▶ **TO BE DONE**: Find the lines with "αναφέρεται" in them and copy them out.

▶ **Records**:
○ ○ ○

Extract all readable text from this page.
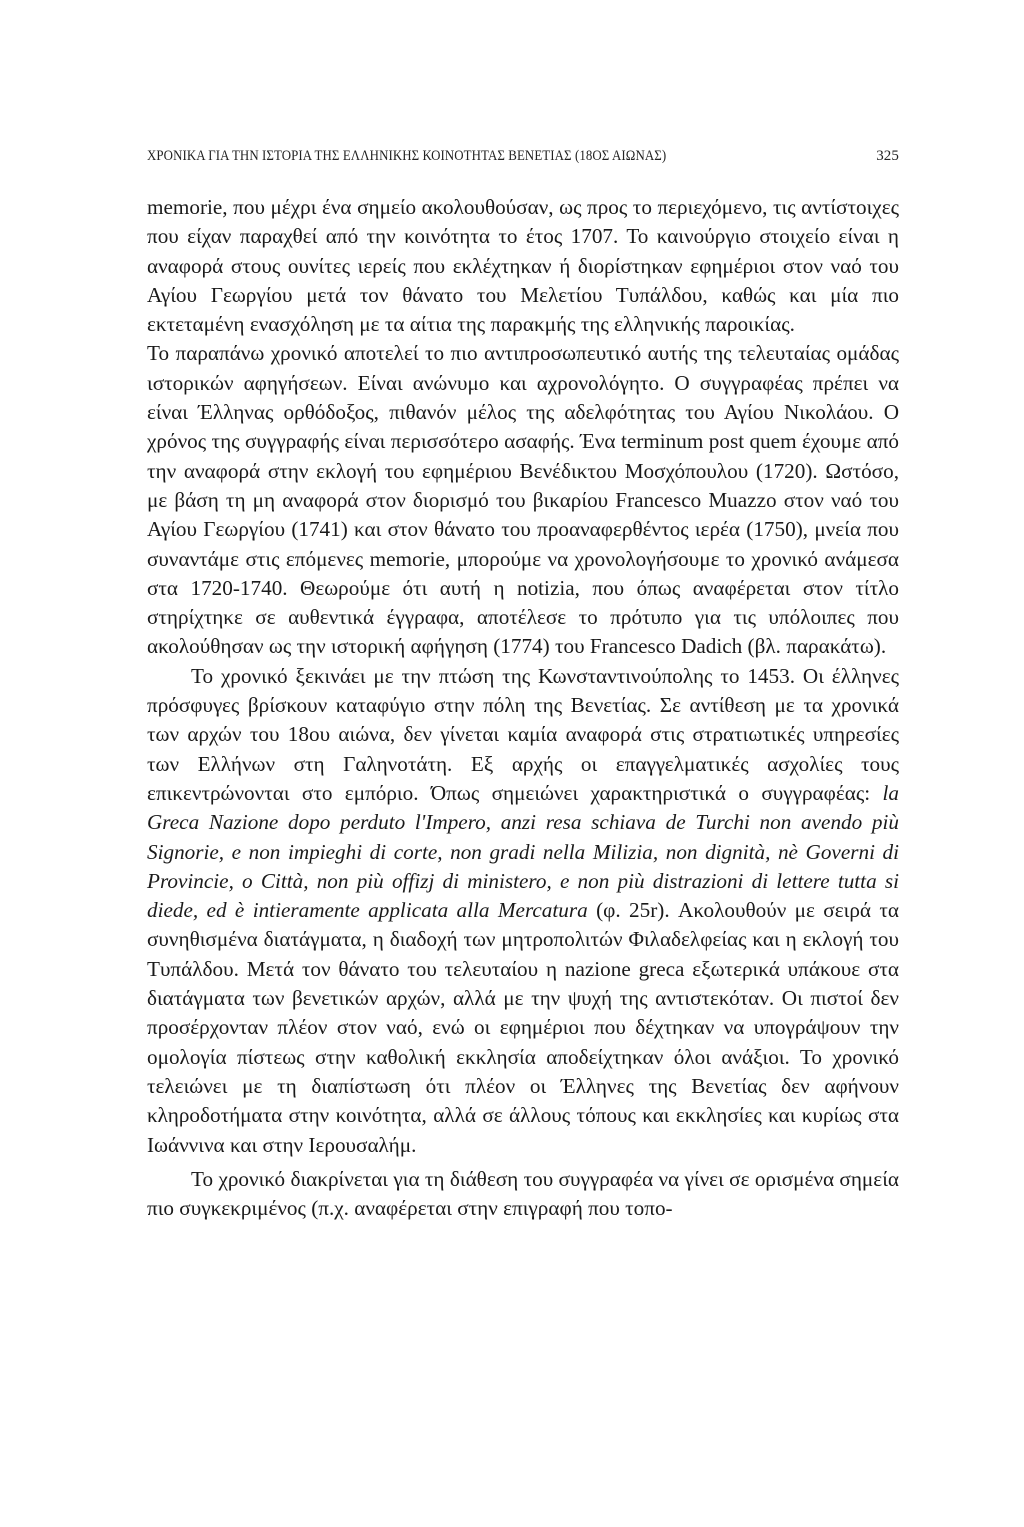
ΧΡΟΝΙΚΑ ΓΙΑ ΤΗΝ ΙΣΤΟΡΙΑ ΤΗΣ ΕΛΛΗΝΙΚΗΣ ΚΟΙΝΟΤΗΤΑΣ ΒΕΝΕΤΙΑΣ (18ΟΣ ΑΙΩΝΑΣ)	325

memorie, που μέχρι ένα σημείο ακολουθούσαν, ως προς το περιεχόμενο, τις αντίστοιχες που είχαν παραχθεί από την κοινότητα το έτος 1707. Το καινούργιο στοιχείο είναι η αναφορά στους ουνίτες ιερείς που εκλέχτηκαν ή διορίστηκαν εφημέριοι στον ναό του Αγίου Γεωργίου μετά τον θάνατο του Μελετίου Τυπάλδου, καθώς και μία πιο εκτεταμένη ενασχόληση με τα αίτια της παρακμής της ελληνικής παροικίας.

Το παραπάνω χρονικό αποτελεί το πιο αντιπροσωπευτικό αυτής της τελευταίας ομάδας ιστορικών αφηγήσεων. Είναι ανώνυμο και αχρονολόγητο. Ο συγγραφέας πρέπει να είναι Έλληνας ορθόδοξος, πιθανόν μέλος της αδελφότητας του Αγίου Νικολάου. Ο χρόνος της συγγραφής είναι περισσότερο ασαφής. Ένα terminum post quem έχουμε από την αναφορά στην εκλογή του εφημέριου Βενέδικτου Μοσχόπουλου (1720). Ωστόσο, με βάση τη μη αναφορά στον διορισμό του βικαρίου Francesco Muazzo στον ναό του Αγίου Γεωργίου (1741) και στον θάνατο του προαναφερθέντος ιερέα (1750), μνεία που συναντάμε στις επόμενες memorie, μπορούμε να χρονολογήσουμε το χρονικό ανάμεσα στα 1720-1740. Θεωρούμε ότι αυτή η notizia, που όπως αναφέρεται στον τίτλο στηρίχτηκε σε αυθεντικά έγγραφα, αποτέλεσε το πρότυπο για τις υπόλοιπες που ακολούθησαν ως την ιστορική αφήγηση (1774) του Francesco Dadich (βλ. παρακάτω).

Το χρονικό ξεκινάει με την πτώση της Κωνσταντινούπολης το 1453. Οι έλληνες πρόσφυγες βρίσκουν καταφύγιο στην πόλη της Βενετίας. Σε αντίθεση με τα χρονικά των αρχών του 18ου αιώνα, δεν γίνεται καμία αναφορά στις στρατιωτικές υπηρεσίες των Ελλήνων στη Γαληνοτάτη. Εξ αρχής οι επαγγελματικές ασχολίες τους επικεντρώνονται στο εμπόριο. Όπως σημειώνει χαρακτηριστικά ο συγγραφέας: la Greca Nazione dopo perduto l'Impero, anzi resa schiava de Turchi non avendo più Signorie, e non impieghi di corte, non gradi nella Milizia, non dignità, nè Governi di Provincie, o Città, non più offizj di ministero, e non più distrazioni di lettere tutta si diede, ed è intieramente applicata alla Mercatura (φ. 25r). Ακολουθούν με σειρά τα συνηθισμένα διατάγματα, η διαδοχή των μητροπολιτών Φιλαδελφείας και η εκλογή του Τυπάλδου. Μετά τον θάνατο του τελευταίου η nazione greca εξωτερικά υπάκουε στα διατάγματα των βενετικών αρχών, αλλά με την ψυχή της αντιστεκόταν. Οι πιστοί δεν προσέρχονταν πλέον στον ναό, ενώ οι εφημέριοι που δέχτηκαν να υπογράψουν την ομολογία πίστεως στην καθολική εκκλησία αποδείχτηκαν όλοι ανάξιοι. Το χρονικό τελειώνει με τη διαπίστωση ότι πλέον οι Έλληνες της Βενετίας δεν αφήνουν κληροδοτήματα στην κοινότητα, αλλά σε άλλους τόπους και εκκλησίες και κυρίως στα Ιωάννινα και στην Ιερουσαλήμ.

Το χρονικό διακρίνεται για τη διάθεση του συγγραφέα να γίνει σε ορισμένα σημεία πιο συγκεκριμένος (π.χ. αναφέρεται στην επιγραφή που τοπο-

○ ○ ○

▶ **RESPONSE TO THIS EXERCISE**:
Το παραπάνω χρονικό αποτελεί το πιο αντιπροσωπευτικό αυτής της τελευταίας ομάδας ιστορικών αφηγήσεων. Είναι ανώνυμο και αχρονολόγητο. Ο συγγραφέας πρέπει να είναι Έλληνας ορθόδοξος, πιθανόν μέλος της αδελφότητας του Αγίου Νικολάου. Ο χρόνος της συγγραφής είναι περισσότερο ασαφής. Ένα terminum post quem έχουμε από την αναφορά στην εκλογή του εφημέριου Βενέδικτου Μοσχόπουλου (1720). Ωστόσο, με βάση τη μη αναφορά στον διορισμό του βικαρίου Francesco Muazzo στον ναό του Αγίου Γεωργίου (1741) και στον θάνατο του προαναφερθέντος ιερέα (1750), μνεία που συναντάμε στις επόμενες memorie, μπορούμε να χρονολογήσουμε το χρονικό ανάμεσα στα 1720-1740. Θεωρούμε ότι αυτή η notizia, που όπως αναφέρεται στον τίτλο στηρίχτηκε σε αυθεντικά έγγραφα, αποτέλεσε το πρότυπο για τις υπόλοιπες που ακολούθησαν ως την ιστορική αφήγηση (1774) του Francesco Dadich (βλ. παρακάτω).
Το χρονικό διακρίνεται για τη διάθεση του συγγραφέα να γίνει σε ορισμένα σημεία πιο συγκεκριμένος (π.χ. αναφέρεται στην επιγραφή που τοπο-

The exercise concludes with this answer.